- **Data items**
::::::

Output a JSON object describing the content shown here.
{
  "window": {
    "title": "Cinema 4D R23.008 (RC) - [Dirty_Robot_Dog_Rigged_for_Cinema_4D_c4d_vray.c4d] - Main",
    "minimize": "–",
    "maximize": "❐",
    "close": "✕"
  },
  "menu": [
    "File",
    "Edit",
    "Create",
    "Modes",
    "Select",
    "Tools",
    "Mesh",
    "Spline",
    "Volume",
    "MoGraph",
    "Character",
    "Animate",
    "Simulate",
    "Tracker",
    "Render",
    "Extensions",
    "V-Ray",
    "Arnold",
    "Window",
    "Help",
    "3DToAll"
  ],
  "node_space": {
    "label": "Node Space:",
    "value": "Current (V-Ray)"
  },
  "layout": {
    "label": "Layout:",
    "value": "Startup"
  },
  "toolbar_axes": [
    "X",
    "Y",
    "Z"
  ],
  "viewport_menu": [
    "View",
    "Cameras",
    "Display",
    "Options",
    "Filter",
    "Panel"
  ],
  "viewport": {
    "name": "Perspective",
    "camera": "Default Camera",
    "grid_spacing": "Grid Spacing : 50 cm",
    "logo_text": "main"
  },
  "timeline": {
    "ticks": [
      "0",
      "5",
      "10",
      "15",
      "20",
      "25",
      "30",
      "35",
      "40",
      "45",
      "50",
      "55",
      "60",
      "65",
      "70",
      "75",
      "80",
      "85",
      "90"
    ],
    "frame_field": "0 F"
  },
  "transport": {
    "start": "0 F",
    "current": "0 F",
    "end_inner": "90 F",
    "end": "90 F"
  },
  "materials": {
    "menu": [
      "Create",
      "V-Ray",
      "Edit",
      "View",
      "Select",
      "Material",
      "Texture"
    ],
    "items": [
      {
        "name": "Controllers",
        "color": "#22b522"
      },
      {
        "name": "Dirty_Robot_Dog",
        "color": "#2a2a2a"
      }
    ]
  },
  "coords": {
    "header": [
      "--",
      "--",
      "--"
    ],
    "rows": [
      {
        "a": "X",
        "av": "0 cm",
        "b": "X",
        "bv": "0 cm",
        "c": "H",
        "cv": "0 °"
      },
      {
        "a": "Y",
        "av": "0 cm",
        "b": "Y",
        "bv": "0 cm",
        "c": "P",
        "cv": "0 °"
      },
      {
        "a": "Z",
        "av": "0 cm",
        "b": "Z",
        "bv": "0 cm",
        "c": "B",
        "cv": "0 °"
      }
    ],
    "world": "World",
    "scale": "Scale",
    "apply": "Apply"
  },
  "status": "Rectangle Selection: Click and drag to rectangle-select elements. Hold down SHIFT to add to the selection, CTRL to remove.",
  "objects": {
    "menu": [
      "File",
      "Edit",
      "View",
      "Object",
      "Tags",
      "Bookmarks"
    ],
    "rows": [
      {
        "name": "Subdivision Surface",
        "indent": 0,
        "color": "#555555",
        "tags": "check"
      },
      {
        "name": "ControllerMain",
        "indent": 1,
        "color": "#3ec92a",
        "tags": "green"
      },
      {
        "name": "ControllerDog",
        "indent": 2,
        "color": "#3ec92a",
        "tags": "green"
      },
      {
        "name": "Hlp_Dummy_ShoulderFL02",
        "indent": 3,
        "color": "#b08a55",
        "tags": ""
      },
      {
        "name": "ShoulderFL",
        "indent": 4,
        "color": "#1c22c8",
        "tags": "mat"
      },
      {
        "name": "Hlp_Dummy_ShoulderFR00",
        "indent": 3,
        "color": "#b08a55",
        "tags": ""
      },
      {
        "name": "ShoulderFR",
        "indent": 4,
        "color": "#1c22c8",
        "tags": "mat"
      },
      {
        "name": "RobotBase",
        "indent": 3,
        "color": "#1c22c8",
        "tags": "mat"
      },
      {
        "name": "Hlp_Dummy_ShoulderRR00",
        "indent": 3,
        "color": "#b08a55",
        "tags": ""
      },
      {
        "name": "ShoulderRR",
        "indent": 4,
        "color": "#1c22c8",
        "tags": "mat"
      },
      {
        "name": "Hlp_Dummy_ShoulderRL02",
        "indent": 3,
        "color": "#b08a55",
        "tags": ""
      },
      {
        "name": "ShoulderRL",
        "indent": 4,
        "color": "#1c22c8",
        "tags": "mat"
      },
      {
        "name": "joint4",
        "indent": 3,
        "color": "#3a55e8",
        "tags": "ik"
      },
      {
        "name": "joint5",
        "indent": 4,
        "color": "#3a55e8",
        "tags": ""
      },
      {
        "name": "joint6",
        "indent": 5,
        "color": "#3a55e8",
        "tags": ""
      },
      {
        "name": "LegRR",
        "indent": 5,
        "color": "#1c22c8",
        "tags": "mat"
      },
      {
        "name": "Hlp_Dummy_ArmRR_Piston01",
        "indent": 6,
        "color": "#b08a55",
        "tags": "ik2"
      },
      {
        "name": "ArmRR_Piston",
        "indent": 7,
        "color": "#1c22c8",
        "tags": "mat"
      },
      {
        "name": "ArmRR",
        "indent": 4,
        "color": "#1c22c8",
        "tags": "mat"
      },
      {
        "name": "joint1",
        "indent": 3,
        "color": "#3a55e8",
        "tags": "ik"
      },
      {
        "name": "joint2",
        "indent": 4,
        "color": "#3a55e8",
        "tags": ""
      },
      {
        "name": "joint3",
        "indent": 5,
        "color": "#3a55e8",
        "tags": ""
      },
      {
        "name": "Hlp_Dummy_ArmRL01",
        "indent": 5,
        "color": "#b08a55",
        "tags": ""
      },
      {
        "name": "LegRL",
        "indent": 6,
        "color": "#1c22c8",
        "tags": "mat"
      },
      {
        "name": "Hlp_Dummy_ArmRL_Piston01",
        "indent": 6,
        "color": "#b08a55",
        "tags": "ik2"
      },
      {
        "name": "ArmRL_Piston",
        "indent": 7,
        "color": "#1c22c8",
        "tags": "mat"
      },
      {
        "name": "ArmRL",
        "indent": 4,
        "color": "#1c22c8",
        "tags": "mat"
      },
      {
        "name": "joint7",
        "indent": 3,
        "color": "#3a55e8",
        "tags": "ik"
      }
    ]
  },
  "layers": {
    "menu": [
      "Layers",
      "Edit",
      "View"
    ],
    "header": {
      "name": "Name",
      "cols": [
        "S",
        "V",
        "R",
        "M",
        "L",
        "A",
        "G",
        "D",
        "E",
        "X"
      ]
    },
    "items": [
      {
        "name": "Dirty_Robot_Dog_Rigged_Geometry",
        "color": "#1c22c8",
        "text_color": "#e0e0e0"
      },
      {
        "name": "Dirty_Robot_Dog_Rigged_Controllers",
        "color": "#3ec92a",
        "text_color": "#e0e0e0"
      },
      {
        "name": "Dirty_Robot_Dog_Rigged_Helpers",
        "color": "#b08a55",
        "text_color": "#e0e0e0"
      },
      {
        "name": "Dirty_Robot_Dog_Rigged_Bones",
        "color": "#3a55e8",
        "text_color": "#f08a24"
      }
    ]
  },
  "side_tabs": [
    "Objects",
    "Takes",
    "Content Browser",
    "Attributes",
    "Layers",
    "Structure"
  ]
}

::::::

Output every line above without altering anything.

Output a JSON object describing the content shown here.
{
  "window": {
    "title": "Cinema 4D R23.008 (RC) - [Dirty_Robot_Dog_Rigged_for_Cinema_4D_c4d_vray.c4d] - Main",
    "minimize": "–",
    "maximize": "❐",
    "close": "✕"
  },
  "menu": [
    "File",
    "Edit",
    "Create",
    "Modes",
    "Select",
    "Tools",
    "Mesh",
    "Spline",
    "Volume",
    "MoGraph",
    "Character",
    "Animate",
    "Simulate",
    "Tracker",
    "Render",
    "Extensions",
    "V-Ray",
    "Arnold",
    "Window",
    "Help",
    "3DToAll"
  ],
  "node_space": {
    "label": "Node Space:",
    "value": "Current (V-Ray)"
  },
  "layout": {
    "label": "Layout:",
    "value": "Startup"
  },
  "toolbar_axes": [
    "X",
    "Y",
    "Z"
  ],
  "viewport_menu": [
    "View",
    "Cameras",
    "Display",
    "Options",
    "Filter",
    "Panel"
  ],
  "viewport": {
    "name": "Perspective",
    "camera": "Default Camera",
    "grid_spacing": "Grid Spacing : 50 cm",
    "logo_text": "main"
  },
  "timeline": {
    "ticks": [
      "0",
      "5",
      "10",
      "15",
      "20",
      "25",
      "30",
      "35",
      "40",
      "45",
      "50",
      "55",
      "60",
      "65",
      "70",
      "75",
      "80",
      "85",
      "90"
    ],
    "frame_field": "0 F"
  },
  "transport": {
    "start": "0 F",
    "current": "0 F",
    "end_inner": "90 F",
    "end": "90 F"
  },
  "materials": {
    "menu": [
      "Create",
      "V-Ray",
      "Edit",
      "View",
      "Select",
      "Material",
      "Texture"
    ],
    "items": [
      {
        "name": "Controllers",
        "color": "#22b522"
      },
      {
        "name": "Dirty_Robot_Dog",
        "color": "#2a2a2a"
      }
    ]
  },
  "coords": {
    "header": [
      "--",
      "--",
      "--"
    ],
    "rows": [
      {
        "a": "X",
        "av": "0 cm",
        "b": "X",
        "bv": "0 cm",
        "c": "H",
        "cv": "0 °"
      },
      {
        "a": "Y",
        "av": "0 cm",
        "b": "Y",
        "bv": "0 cm",
        "c": "P",
        "cv": "0 °"
      },
      {
        "a": "Z",
        "av": "0 cm",
        "b": "Z",
        "bv": "0 cm",
        "c": "B",
        "cv": "0 °"
      }
    ],
    "world": "World",
    "scale": "Scale",
    "apply": "Apply"
  },
  "status": "Rectangle Selection: Click and drag to rectangle-select elements. Hold down SHIFT to add to the selection, CTRL to remove.",
  "objects": {
    "menu": [
      "File",
      "Edit",
      "View",
      "Object",
      "Tags",
      "Bookmarks"
    ],
    "rows": [
      {
        "name": "Subdivision Surface",
        "indent": 0,
        "color": "#555555",
        "tags": "check"
      },
      {
        "name": "ControllerMain",
        "indent": 1,
        "color": "#3ec92a",
        "tags": "green"
      },
      {
        "name": "ControllerDog",
        "indent": 2,
        "color": "#3ec92a",
        "tags": "green"
      },
      {
        "name": "Hlp_Dummy_ShoulderFL02",
        "indent": 3,
        "color": "#b08a55",
        "tags": ""
      },
      {
        "name": "ShoulderFL",
        "indent": 4,
        "color": "#1c22c8",
        "tags": "mat"
      },
      {
        "name": "Hlp_Dummy_ShoulderFR00",
        "indent": 3,
        "color": "#b08a55",
        "tags": ""
      },
      {
        "name": "ShoulderFR",
        "indent": 4,
        "color": "#1c22c8",
        "tags": "mat"
      },
      {
        "name": "RobotBase",
        "indent": 3,
        "color": "#1c22c8",
        "tags": "mat"
      },
      {
        "name": "Hlp_Dummy_ShoulderRR00",
        "indent": 3,
        "color": "#b08a55",
        "tags": ""
      },
      {
        "name": "ShoulderRR",
        "indent": 4,
        "color": "#1c22c8",
        "tags": "mat"
      },
      {
        "name": "Hlp_Dummy_ShoulderRL02",
        "indent": 3,
        "color": "#b08a55",
        "tags": ""
      },
      {
        "name": "ShoulderRL",
        "indent": 4,
        "color": "#1c22c8",
        "tags": "mat"
      },
      {
        "name": "joint4",
        "indent": 3,
        "color": "#3a55e8",
        "tags": "ik"
      },
      {
        "name": "joint5",
        "indent": 4,
        "color": "#3a55e8",
        "tags": ""
      },
      {
        "name": "joint6",
        "indent": 5,
        "color": "#3a55e8",
        "tags": ""
      },
      {
        "name": "LegRR",
        "indent": 5,
        "color": "#1c22c8",
        "tags": "mat"
      },
      {
        "name": "Hlp_Dummy_ArmRR_Piston01",
        "indent": 6,
        "color": "#b08a55",
        "tags": "ik2"
      },
      {
        "name": "ArmRR_Piston",
        "indent": 7,
        "color": "#1c22c8",
        "tags": "mat"
      },
      {
        "name": "ArmRR",
        "indent": 4,
        "color": "#1c22c8",
        "tags": "mat"
      },
      {
        "name": "joint1",
        "indent": 3,
        "color": "#3a55e8",
        "tags": "ik"
      },
      {
        "name": "joint2",
        "indent": 4,
        "color": "#3a55e8",
        "tags": ""
      },
      {
        "name": "joint3",
        "indent": 5,
        "color": "#3a55e8",
        "tags": ""
      },
      {
        "name": "Hlp_Dummy_ArmRL01",
        "indent": 5,
        "color": "#b08a55",
        "tags": ""
      },
      {
        "name": "LegRL",
        "indent": 6,
        "color": "#1c22c8",
        "tags": "mat"
      },
      {
        "name": "Hlp_Dummy_ArmRL_Piston01",
        "indent": 6,
        "color": "#b08a55",
        "tags": "ik2"
      },
      {
        "name": "ArmRL_Piston",
        "indent": 7,
        "color": "#1c22c8",
        "tags": "mat"
      },
      {
        "name": "ArmRL",
        "indent": 4,
        "color": "#1c22c8",
        "tags": "mat"
      },
      {
        "name": "joint7",
        "indent": 3,
        "color": "#3a55e8",
        "tags": "ik"
      }
    ]
  },
  "layers": {
    "menu": [
      "Layers",
      "Edit",
      "View"
    ],
    "header": {
      "name": "Name",
      "cols": [
        "S",
        "V",
        "R",
        "M",
        "L",
        "A",
        "G",
        "D",
        "E",
        "X"
      ]
    },
    "items": [
      {
        "name": "Dirty_Robot_Dog_Rigged_Geometry",
        "color": "#1c22c8",
        "text_color": "#e0e0e0"
      },
      {
        "name": "Dirty_Robot_Dog_Rigged_Controllers",
        "color": "#3ec92a",
        "text_color": "#e0e0e0"
      },
      {
        "name": "Dirty_Robot_Dog_Rigged_Helpers",
        "color": "#b08a55",
        "text_color": "#e0e0e0"
      },
      {
        "name": "Dirty_Robot_Dog_Rigged_Bones",
        "color": "#3a55e8",
        "text_color": "#f08a24"
      }
    ]
  },
  "side_tabs": [
    "Objects",
    "Takes",
    "Content Browser",
    "Attributes",
    "Layers",
    "Structure"
  ]
}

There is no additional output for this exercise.